What you are asked to do. Filter the records below for the word "коммуникационных". Copy each line that holds it.
━━━━━ Data extract ━━━━━
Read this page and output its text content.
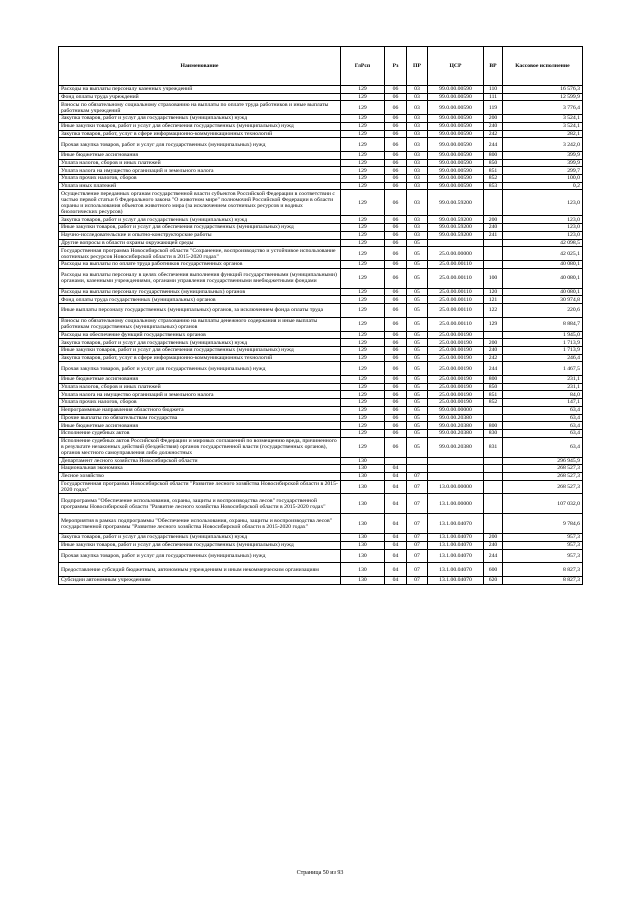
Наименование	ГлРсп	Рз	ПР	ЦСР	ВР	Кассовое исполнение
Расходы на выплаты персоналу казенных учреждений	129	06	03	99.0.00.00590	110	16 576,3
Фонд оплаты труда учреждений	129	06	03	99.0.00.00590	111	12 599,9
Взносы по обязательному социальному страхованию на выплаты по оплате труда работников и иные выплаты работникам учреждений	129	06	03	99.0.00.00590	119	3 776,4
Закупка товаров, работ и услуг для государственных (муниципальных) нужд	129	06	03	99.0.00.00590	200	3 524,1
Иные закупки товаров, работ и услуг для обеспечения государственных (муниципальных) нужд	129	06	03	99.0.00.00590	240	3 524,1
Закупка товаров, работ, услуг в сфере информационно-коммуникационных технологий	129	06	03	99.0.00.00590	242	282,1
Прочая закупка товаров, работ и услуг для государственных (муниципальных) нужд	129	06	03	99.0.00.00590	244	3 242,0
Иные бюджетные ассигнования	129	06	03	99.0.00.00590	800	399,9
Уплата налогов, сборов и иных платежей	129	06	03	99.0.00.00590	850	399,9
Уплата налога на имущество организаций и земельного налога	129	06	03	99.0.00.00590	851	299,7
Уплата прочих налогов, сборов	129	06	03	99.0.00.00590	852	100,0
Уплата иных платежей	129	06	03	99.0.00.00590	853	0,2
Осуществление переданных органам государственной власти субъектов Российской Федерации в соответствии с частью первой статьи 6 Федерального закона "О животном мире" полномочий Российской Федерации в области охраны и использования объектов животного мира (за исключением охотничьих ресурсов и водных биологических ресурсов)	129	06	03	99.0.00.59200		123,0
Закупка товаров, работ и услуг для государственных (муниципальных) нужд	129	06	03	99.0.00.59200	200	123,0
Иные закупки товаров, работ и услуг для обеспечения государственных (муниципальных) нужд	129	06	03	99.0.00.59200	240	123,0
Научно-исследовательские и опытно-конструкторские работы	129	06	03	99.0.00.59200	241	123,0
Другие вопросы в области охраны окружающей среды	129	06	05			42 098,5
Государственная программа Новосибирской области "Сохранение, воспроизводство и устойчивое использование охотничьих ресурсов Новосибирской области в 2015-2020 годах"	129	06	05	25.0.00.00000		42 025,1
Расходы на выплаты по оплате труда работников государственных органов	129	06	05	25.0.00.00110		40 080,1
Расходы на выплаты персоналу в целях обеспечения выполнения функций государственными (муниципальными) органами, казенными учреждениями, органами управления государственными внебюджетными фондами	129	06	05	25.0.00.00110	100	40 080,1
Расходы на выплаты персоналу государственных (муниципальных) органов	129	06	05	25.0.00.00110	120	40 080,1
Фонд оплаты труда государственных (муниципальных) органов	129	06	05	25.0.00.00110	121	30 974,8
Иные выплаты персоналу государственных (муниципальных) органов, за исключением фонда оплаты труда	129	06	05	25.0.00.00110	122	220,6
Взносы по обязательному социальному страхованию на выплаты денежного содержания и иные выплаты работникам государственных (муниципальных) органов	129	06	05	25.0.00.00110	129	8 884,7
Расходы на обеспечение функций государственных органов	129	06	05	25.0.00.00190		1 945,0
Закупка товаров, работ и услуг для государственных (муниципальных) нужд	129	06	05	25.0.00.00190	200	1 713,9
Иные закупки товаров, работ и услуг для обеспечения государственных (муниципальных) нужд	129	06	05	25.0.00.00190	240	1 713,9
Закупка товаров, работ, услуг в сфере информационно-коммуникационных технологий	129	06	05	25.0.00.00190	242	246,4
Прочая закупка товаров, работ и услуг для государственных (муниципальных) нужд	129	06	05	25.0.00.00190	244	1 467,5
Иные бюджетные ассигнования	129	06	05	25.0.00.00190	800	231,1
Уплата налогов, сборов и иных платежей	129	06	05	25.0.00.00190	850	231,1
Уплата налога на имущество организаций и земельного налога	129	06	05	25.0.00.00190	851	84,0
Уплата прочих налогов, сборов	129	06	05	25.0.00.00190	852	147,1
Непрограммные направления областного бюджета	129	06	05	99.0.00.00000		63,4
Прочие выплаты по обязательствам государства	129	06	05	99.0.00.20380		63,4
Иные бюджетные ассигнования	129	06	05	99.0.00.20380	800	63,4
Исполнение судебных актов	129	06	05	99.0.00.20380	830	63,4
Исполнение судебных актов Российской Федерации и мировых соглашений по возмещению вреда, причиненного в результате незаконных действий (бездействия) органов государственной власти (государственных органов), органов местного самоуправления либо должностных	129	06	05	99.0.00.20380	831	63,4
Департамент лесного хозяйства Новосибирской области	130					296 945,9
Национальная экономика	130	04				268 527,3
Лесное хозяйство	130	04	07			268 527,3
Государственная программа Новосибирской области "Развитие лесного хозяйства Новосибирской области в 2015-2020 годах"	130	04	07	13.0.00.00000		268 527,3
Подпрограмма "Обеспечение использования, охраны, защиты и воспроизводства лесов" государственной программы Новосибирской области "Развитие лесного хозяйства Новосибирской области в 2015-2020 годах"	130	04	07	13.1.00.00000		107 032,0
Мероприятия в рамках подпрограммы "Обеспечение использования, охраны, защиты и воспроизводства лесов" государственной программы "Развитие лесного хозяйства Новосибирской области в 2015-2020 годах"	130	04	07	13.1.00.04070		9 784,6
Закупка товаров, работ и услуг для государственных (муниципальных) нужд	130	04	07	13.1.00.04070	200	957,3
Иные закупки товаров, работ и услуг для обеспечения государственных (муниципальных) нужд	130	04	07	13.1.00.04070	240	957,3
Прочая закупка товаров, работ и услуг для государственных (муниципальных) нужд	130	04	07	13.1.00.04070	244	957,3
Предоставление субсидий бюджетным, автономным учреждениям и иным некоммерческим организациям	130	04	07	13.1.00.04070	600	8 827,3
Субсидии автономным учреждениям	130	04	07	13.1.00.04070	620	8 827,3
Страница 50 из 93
━━━━━
━━━━━ Data extract ━━━━━
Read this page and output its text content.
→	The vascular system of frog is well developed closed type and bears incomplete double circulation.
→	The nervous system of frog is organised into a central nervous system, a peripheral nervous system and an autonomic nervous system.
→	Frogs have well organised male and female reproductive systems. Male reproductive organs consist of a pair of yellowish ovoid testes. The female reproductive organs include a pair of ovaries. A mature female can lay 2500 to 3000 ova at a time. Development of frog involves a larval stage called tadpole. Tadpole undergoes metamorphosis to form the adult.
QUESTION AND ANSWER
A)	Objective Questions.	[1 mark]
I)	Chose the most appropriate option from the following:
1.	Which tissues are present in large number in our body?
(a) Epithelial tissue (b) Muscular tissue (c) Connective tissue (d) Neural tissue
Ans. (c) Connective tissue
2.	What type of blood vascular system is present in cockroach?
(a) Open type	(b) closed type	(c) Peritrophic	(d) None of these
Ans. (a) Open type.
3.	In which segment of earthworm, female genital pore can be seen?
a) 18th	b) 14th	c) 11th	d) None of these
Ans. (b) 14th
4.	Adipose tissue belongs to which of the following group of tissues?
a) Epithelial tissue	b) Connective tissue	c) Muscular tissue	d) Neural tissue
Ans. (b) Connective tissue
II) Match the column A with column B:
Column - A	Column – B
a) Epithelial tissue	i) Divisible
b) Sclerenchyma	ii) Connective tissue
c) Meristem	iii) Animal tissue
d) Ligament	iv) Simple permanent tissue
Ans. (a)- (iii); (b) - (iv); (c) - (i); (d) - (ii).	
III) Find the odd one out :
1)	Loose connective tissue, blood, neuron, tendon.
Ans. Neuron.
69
━━━━━
Reply to the task.
Закупка товаров, работ, услуг в сфере информационно-коммуникационных технологий	129	06	03	99.0.00.00590	242	282,1
Закупка товаров, работ, услуг в сфере информационно-коммуникационных технологий	129	06	05	25.0.00.00190	242	246,4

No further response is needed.